Exercise prompt
Count every line in the data below where "title" occurs, then state that number and nothing more.

Entries shown

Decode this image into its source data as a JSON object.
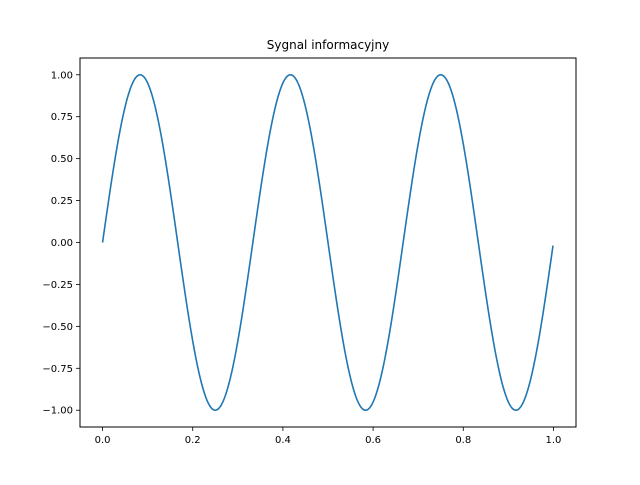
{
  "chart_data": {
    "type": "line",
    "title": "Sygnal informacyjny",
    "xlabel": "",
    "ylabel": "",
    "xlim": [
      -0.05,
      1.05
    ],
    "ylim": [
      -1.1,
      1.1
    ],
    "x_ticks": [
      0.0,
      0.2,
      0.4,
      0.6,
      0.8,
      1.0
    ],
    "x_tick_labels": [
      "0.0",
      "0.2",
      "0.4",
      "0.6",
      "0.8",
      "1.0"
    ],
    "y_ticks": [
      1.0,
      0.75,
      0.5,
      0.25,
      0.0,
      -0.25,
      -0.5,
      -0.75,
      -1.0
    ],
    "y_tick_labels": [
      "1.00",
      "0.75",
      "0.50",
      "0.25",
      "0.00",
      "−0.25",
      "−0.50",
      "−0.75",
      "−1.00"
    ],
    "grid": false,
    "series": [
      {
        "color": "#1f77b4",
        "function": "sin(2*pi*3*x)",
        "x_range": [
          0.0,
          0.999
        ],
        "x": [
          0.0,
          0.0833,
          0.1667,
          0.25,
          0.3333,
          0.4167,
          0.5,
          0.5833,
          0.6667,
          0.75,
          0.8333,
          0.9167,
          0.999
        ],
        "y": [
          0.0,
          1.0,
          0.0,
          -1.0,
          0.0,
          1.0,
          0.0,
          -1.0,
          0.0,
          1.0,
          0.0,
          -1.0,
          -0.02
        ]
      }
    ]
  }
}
---
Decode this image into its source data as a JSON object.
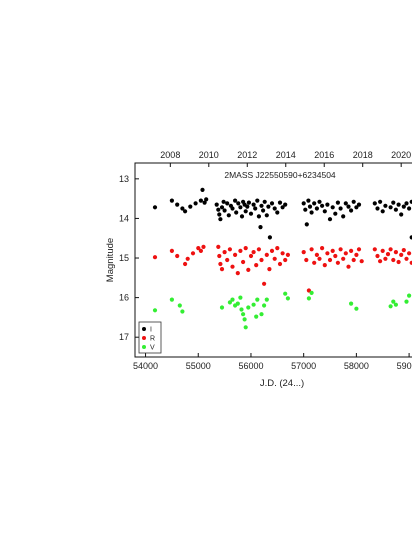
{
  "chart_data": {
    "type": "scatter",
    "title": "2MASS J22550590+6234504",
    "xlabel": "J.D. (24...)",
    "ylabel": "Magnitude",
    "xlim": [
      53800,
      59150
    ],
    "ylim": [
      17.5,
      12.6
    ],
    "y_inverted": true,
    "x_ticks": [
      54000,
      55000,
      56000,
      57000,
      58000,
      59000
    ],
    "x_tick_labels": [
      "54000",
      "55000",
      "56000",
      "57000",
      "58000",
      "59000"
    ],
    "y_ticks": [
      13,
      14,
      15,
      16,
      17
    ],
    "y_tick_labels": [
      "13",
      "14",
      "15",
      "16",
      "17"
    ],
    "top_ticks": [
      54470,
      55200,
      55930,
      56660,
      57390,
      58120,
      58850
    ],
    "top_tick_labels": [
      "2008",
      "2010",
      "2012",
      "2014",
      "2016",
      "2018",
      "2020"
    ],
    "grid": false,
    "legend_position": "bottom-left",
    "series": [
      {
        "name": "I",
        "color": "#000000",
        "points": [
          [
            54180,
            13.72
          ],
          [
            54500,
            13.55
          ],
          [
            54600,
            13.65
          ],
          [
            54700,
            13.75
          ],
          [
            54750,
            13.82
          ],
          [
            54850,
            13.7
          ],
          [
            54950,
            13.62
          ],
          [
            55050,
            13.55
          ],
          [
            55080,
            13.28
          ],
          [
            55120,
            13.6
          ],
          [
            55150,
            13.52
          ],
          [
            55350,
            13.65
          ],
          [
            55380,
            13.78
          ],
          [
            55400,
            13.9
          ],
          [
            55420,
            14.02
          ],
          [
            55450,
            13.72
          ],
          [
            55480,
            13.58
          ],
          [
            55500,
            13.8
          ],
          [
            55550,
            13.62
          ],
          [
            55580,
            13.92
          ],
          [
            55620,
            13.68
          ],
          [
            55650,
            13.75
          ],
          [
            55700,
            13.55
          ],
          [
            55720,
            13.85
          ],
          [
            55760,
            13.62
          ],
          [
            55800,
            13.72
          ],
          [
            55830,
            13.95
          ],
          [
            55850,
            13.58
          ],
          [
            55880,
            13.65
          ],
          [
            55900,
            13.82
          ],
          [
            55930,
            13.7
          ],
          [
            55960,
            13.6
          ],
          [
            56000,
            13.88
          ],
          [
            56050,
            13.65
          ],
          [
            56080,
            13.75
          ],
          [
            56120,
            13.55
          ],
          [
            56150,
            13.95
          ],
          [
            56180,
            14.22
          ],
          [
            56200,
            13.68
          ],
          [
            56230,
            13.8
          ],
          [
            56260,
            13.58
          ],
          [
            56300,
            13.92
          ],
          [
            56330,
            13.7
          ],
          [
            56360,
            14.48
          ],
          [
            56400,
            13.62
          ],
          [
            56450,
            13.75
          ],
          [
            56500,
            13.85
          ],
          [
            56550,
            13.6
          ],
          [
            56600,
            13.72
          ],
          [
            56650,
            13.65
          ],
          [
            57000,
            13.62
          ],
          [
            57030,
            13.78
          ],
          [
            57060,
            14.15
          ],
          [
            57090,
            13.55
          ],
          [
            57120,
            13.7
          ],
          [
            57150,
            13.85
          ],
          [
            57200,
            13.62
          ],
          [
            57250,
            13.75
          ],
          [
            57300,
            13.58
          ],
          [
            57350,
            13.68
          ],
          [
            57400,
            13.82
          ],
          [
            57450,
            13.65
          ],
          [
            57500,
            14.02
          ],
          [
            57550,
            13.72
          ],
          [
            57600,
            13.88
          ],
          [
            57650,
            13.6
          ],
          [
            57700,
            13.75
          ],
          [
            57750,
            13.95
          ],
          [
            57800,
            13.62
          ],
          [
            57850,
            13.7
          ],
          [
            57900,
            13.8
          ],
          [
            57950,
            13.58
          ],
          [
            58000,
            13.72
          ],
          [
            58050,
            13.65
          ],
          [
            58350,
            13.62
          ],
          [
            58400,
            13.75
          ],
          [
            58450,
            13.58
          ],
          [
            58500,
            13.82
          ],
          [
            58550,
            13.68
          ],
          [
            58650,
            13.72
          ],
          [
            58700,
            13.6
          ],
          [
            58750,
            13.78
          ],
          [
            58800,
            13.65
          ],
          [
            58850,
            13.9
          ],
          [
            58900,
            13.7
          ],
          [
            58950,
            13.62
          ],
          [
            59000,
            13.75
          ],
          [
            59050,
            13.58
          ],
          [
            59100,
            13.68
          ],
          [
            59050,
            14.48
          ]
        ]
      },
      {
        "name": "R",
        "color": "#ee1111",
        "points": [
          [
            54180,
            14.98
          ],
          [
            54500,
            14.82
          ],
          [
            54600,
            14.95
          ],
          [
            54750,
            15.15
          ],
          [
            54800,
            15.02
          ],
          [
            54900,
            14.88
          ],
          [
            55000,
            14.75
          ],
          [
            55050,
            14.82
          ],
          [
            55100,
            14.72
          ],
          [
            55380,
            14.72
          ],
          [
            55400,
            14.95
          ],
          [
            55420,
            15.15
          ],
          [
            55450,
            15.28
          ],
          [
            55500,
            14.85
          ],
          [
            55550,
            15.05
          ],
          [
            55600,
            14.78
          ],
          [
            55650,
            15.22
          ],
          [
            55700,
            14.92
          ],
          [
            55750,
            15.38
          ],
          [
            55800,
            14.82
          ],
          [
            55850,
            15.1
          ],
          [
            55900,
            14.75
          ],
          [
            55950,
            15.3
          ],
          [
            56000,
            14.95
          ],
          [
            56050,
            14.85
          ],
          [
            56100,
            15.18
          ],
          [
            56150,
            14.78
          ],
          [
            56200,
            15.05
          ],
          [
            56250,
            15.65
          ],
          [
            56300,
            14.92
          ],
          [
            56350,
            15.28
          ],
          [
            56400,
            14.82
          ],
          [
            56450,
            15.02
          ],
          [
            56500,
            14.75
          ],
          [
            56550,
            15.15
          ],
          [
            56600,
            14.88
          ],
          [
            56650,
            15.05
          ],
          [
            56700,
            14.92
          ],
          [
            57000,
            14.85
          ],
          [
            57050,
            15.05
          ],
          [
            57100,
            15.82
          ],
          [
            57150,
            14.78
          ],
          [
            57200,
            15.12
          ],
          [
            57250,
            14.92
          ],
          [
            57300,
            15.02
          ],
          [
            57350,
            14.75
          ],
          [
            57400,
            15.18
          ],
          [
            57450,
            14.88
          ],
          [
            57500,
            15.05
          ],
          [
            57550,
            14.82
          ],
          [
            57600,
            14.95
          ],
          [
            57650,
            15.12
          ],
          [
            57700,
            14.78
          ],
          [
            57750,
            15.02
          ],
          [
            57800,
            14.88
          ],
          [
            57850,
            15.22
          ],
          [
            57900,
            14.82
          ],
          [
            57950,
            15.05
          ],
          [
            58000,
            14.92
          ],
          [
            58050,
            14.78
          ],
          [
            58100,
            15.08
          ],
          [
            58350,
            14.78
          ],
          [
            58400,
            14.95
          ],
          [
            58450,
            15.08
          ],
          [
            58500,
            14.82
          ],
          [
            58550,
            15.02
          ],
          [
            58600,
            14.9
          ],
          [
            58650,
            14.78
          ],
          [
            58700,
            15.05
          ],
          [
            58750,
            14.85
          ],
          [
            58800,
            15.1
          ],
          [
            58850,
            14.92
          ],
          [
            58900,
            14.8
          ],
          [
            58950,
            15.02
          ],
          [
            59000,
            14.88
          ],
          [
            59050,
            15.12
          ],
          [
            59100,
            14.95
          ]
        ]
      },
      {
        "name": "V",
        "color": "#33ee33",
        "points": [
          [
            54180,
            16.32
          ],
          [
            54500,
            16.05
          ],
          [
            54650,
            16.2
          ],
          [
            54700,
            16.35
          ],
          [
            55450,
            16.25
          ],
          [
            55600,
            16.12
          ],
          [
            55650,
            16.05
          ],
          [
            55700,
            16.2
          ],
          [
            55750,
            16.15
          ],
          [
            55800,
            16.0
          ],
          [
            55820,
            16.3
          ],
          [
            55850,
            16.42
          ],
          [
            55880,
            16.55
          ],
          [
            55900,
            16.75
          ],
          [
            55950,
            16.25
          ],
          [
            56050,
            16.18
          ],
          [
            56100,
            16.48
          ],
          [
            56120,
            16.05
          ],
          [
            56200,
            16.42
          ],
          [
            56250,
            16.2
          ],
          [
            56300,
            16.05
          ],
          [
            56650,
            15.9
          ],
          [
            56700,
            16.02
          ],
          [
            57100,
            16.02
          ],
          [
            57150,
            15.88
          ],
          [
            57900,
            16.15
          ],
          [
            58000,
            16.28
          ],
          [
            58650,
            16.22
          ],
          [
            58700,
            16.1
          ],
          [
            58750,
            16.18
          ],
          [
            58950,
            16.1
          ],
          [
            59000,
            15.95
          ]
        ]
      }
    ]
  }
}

Exercise output
2